* Given task: Exactly reproduce the lines beginning with the line that includes "Read this page and output its text content." and ending with the last line of the data.

* The data:

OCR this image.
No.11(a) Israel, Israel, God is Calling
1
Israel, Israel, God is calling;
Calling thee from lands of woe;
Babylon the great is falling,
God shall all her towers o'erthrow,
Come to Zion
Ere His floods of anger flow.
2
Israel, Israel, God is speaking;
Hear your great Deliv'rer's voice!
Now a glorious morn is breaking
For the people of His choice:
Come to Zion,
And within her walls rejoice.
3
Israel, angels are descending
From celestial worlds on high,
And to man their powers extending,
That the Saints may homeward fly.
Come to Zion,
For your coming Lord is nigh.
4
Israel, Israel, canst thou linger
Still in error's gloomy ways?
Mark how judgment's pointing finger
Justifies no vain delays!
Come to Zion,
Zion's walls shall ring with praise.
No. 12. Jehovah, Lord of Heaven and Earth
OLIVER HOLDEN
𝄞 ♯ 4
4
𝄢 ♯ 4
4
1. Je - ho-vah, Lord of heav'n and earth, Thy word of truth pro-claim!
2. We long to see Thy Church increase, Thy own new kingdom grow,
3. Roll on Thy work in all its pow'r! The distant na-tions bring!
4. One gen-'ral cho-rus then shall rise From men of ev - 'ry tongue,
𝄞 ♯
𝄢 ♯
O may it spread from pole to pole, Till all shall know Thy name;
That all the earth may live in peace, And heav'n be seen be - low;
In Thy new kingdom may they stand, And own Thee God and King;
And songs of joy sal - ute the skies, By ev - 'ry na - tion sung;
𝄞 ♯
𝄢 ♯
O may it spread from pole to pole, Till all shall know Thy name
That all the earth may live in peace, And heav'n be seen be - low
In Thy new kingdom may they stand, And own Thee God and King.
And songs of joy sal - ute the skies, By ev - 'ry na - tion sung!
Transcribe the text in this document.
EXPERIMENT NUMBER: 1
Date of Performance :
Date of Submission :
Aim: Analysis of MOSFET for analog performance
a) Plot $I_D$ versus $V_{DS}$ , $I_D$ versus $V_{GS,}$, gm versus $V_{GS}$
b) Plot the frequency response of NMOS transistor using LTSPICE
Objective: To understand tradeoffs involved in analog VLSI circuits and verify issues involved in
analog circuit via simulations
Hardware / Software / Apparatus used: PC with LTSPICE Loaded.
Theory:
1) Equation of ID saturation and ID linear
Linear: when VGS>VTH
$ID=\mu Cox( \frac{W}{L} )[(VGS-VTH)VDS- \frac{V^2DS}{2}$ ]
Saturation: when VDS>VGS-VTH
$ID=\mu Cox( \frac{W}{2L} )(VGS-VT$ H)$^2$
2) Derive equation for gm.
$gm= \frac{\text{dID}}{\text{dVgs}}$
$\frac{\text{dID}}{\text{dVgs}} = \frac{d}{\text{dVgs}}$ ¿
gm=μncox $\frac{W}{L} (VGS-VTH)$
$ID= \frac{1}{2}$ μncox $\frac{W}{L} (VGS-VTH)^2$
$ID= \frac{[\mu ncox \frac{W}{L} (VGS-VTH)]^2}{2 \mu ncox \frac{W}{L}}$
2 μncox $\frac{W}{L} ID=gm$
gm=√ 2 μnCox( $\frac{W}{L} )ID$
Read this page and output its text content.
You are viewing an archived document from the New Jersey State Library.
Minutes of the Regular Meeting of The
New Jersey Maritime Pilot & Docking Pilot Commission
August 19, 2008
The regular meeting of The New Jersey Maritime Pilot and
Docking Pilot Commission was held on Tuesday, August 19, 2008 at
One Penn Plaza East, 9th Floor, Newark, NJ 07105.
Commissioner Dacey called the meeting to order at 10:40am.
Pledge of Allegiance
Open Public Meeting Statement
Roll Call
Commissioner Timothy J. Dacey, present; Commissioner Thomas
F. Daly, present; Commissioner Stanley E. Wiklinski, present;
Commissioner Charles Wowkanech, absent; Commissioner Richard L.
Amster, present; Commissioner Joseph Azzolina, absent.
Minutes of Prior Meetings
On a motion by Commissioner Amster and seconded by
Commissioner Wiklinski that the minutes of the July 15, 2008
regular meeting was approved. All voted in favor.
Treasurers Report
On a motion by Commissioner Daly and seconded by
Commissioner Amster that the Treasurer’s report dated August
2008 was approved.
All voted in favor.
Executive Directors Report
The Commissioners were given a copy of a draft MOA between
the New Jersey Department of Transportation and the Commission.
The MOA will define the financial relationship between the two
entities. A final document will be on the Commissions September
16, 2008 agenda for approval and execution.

* Final answer:
Read this page and output its text content.
You are viewing an archived document from the New Jersey State Library.
Minutes of the Regular Meeting of The
New Jersey Maritime Pilot & Docking Pilot Commission
August 19, 2008
The regular meeting of The New Jersey Maritime Pilot and
Docking Pilot Commission was held on Tuesday, August 19, 2008 at
One Penn Plaza East, 9th Floor, Newark, NJ 07105.
Commissioner Dacey called the meeting to order at 10:40am.
Pledge of Allegiance
Open Public Meeting Statement
Roll Call
Commissioner Timothy J. Dacey, present; Commissioner Thomas
F. Daly, present; Commissioner Stanley E. Wiklinski, present;
Commissioner Charles Wowkanech, absent; Commissioner Richard L.
Amster, present; Commissioner Joseph Azzolina, absent.
Minutes of Prior Meetings
On a motion by Commissioner Amster and seconded by
Commissioner Wiklinski that the minutes of the July 15, 2008
regular meeting was approved. All voted in favor.
Treasurers Report
On a motion by Commissioner Daly and seconded by
Commissioner Amster that the Treasurer’s report dated August
2008 was approved.
All voted in favor.
Executive Directors Report
The Commissioners were given a copy of a draft MOA between
the New Jersey Department of Transportation and the Commission.
The MOA will define the financial relationship between the two
entities. A final document will be on the Commissions September
16, 2008 agenda for approval and execution.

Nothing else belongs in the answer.